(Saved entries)

....

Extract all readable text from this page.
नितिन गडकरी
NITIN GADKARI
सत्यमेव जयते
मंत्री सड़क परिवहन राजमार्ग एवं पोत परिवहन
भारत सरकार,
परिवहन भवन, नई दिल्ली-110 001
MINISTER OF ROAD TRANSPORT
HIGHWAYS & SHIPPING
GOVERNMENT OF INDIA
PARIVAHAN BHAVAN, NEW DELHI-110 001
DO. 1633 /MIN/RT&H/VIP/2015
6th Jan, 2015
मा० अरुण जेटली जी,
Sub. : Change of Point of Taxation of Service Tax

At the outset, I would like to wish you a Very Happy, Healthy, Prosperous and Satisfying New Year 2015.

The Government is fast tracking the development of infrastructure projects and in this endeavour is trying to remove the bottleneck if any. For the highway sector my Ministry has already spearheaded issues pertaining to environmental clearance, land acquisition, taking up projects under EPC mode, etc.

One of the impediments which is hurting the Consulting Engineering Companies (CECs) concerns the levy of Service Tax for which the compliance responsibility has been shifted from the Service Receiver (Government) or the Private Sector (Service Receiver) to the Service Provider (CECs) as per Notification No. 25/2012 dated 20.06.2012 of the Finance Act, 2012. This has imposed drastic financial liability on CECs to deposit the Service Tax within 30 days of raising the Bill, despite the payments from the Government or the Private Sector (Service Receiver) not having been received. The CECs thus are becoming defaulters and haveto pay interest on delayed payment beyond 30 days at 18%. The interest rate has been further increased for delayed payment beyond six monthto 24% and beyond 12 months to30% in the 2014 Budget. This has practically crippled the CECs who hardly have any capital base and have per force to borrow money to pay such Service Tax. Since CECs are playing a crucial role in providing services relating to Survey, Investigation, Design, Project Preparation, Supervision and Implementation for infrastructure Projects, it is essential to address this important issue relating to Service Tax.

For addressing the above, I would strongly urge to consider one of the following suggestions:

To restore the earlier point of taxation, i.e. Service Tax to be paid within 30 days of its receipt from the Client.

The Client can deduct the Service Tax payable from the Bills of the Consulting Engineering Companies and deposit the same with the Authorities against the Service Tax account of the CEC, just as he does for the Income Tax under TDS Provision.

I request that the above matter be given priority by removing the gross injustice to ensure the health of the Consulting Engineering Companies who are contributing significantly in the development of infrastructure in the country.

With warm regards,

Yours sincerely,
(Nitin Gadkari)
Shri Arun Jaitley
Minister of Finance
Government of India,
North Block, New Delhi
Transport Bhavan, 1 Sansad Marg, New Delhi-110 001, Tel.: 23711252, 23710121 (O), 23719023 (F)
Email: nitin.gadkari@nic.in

....

• [TASK]: Write out all of the records above exactly as they appear.

• [OUTPUT BELOW]:
Extract all readable text from this page.
नितिन गडकरी
NITIN GADKARI
सत्यमेव जयते
मंत्री सड़क परिवहन राजमार्ग एवं पोत परिवहन
भारत सरकार,
परिवहन भवन, नई दिल्ली-110 001
MINISTER OF ROAD TRANSPORT
HIGHWAYS & SHIPPING
GOVERNMENT OF INDIA
PARIVAHAN BHAVAN, NEW DELHI-110 001
DO. 1633 /MIN/RT&H/VIP/2015
6th Jan, 2015
मा० अरुण जेटली जी,
Sub. : Change of Point of Taxation of Service Tax

At the outset, I would like to wish you a Very Happy, Healthy, Prosperous and Satisfying New Year 2015.

The Government is fast tracking the development of infrastructure projects and in this endeavour is trying to remove the bottleneck if any. For the highway sector my Ministry has already spearheaded issues pertaining to environmental clearance, land acquisition, taking up projects under EPC mode, etc.

One of the impediments which is hurting the Consulting Engineering Companies (CECs) concerns the levy of Service Tax for which the compliance responsibility has been shifted from the Service Receiver (Government) or the Private Sector (Service Receiver) to the Service Provider (CECs) as per Notification No. 25/2012 dated 20.06.2012 of the Finance Act, 2012. This has imposed drastic financial liability on CECs to deposit the Service Tax within 30 days of raising the Bill, despite the payments from the Government or the Private Sector (Service Receiver) not having been received. The CECs thus are becoming defaulters and haveto pay interest on delayed payment beyond 30 days at 18%. The interest rate has been further increased for delayed payment beyond six monthto 24% and beyond 12 months to30% in the 2014 Budget. This has practically crippled the CECs who hardly have any capital base and have per force to borrow money to pay such Service Tax. Since CECs are playing a crucial role in providing services relating to Survey, Investigation, Design, Project Preparation, Supervision and Implementation for infrastructure Projects, it is essential to address this important issue relating to Service Tax.

For addressing the above, I would strongly urge to consider one of the following suggestions:

To restore the earlier point of taxation, i.e. Service Tax to be paid within 30 days of its receipt from the Client.

The Client can deduct the Service Tax payable from the Bills of the Consulting Engineering Companies and deposit the same with the Authorities against the Service Tax account of the CEC, just as he does for the Income Tax under TDS Provision.

I request that the above matter be given priority by removing the gross injustice to ensure the health of the Consulting Engineering Companies who are contributing significantly in the development of infrastructure in the country.

With warm regards,

Yours sincerely,
(Nitin Gadkari)
Shri Arun Jaitley
Minister of Finance
Government of India,
North Block, New Delhi
Transport Bhavan, 1 Sansad Marg, New Delhi-110 001, Tel.: 23711252, 23710121 (O), 23719023 (F)
Email: nitin.gadkari@nic.in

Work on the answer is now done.